Pull out every line with the word "بآياتنا".
_ _ _ _ _ _ _
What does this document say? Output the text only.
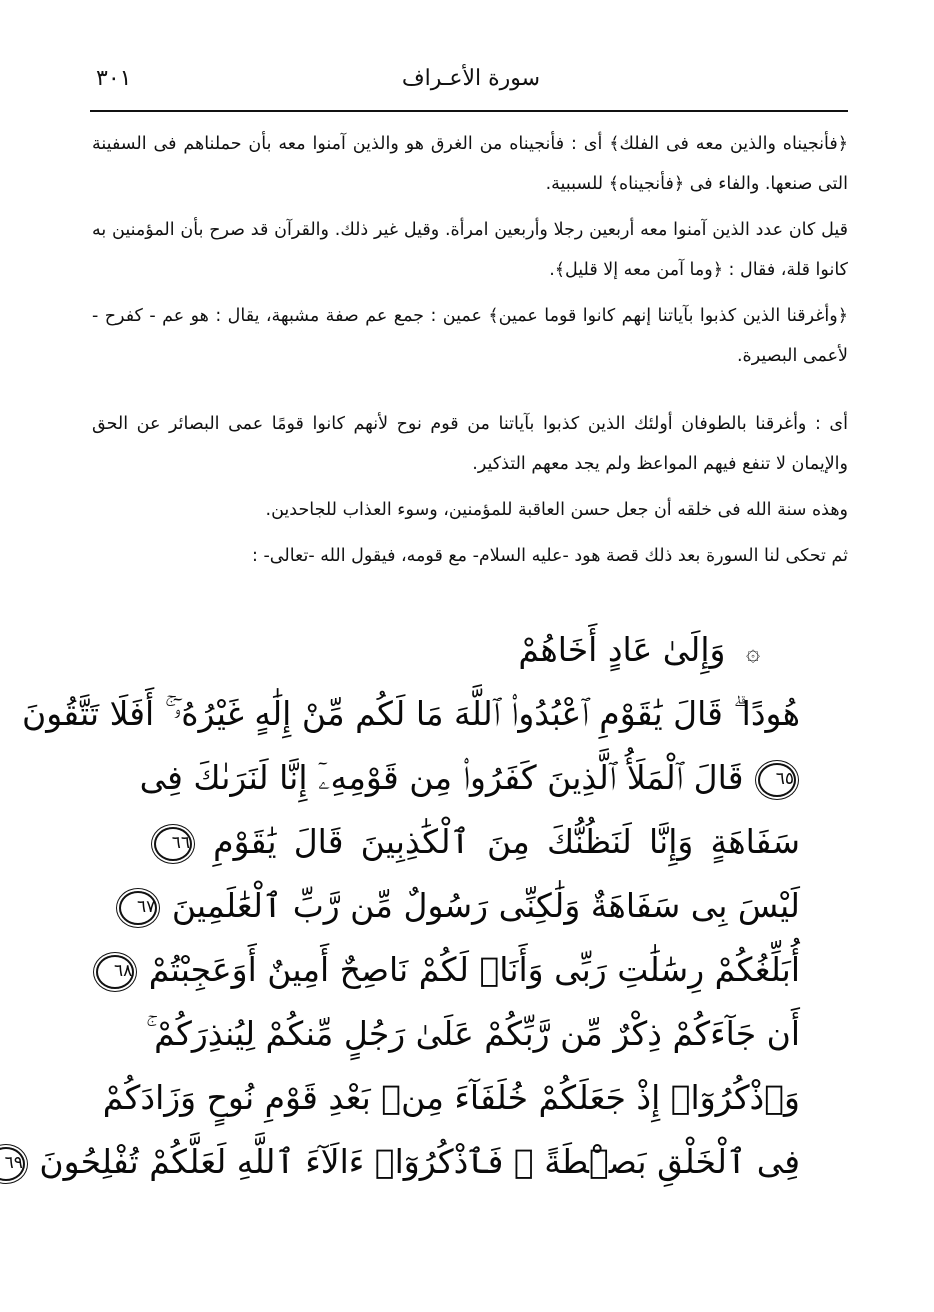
٣٠١	سورة الأعـراف

﴿فأنجيناه والذين معه فى الفلك﴾ أى : فأنجيناه من الغرق هو والذين آمنوا معه بأن حملناهم فى السفينة التى صنعها. والفاء فى ﴿فأنجيناه﴾ للسببية.

قيل كان عدد الذين آمنوا معه أربعين رجلا وأربعين امرأة. وقيل غير ذلك. والقرآن قد صرح بأن المؤمنين به كانوا قلة، فقال : ﴿وما آمن معه إلا قليل﴾.

﴿وأغرقنا الذين كذبوا بآياتنا إنهم كانوا قوما عمين﴾ عمين : جمع عم صفة مشبهة، يقال : هو عم - كفرح - لأعمى البصيرة.

أى : وأغرقنا بالطوفان أولئك الذين كذبوا بآياتنا من قوم نوح لأنهم كانوا قومًا عمى البصائر عن الحق والإيمان لا تنفع فيهم المواعظ ولم يجد معهم التذكير.

وهذه سنة الله فى خلقه أن جعل حسن العاقبة للمؤمنين، وسوء العذاب للجاحدين.

ثم تحكى لنا السورة بعد ذلك قصة هود -عليه السلام- مع قومه، فيقول الله -تعالى- :

۞ وَإِلَىٰ عَادٍ أَخَاهُمْ
هُودًا ۗ قَالَ يَٰقَوْمِ ٱعْبُدُوا۟ ٱللَّهَ مَا لَكُم مِّنْ إِلَٰهٍ غَيْرُهُۥٓ ۚ أَفَلَا تَتَّقُونَ
٦٥ قَالَ ٱلْمَلَأُ ٱلَّذِينَ كَفَرُوا۟ مِن قَوْمِهِۦٓ إِنَّا لَنَرَىٰكَ فِى
سَفَاهَةٍ وَإِنَّا لَنَظُنُّكَ مِنَ ٱلْكَٰذِبِينَ قَالَ يَٰقَوْمِ ٦٦
لَيْسَ بِى سَفَاهَةٌ وَلَٰكِنِّى رَسُولٌ مِّن رَّبِّ ٱلْعَٰلَمِينَ ٦٧
أُبَلِّغُكُمْ رِسَٰلَٰتِ رَبِّى وَأَنَا۠ لَكُمْ نَاصِحٌ أَمِينٌ أَوَعَجِبْتُمْ ٦٨
أَن جَآءَكُمْ ذِكْرٌ مِّن رَّبِّكُمْ عَلَىٰ رَجُلٍ مِّنكُمْ لِيُنذِرَكُمْ ۚ
وَٱذْكُرُوٓا۟ إِذْ جَعَلَكُمْ خُلَفَآءَ مِنۢ بَعْدِ قَوْمِ نُوحٍ وَزَادَكُمْ
فِى ٱلْخَلْقِ بَصْۜطَةً ۖ فَٱذْكُرُوٓا۟ ءَالَآءَ ٱللَّهِ لَعَلَّكُمْ تُفْلِحُونَ ٦٩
_ _ _ _ _ _ _
Written response:
﴿وأغرقنا الذين كذبوا بآياتنا إنهم كانوا قوما عمين﴾ عمين : جمع عم صفة مشبهة، يقال : هو عم - كفرح - لأعمى البصيرة.
أى : وأغرقنا بالطوفان أولئك الذين كذبوا بآياتنا من قوم نوح لأنهم كانوا قومًا عمى البصائر عن الحق والإيمان لا تنفع فيهم المواعظ ولم يجد معهم التذكير.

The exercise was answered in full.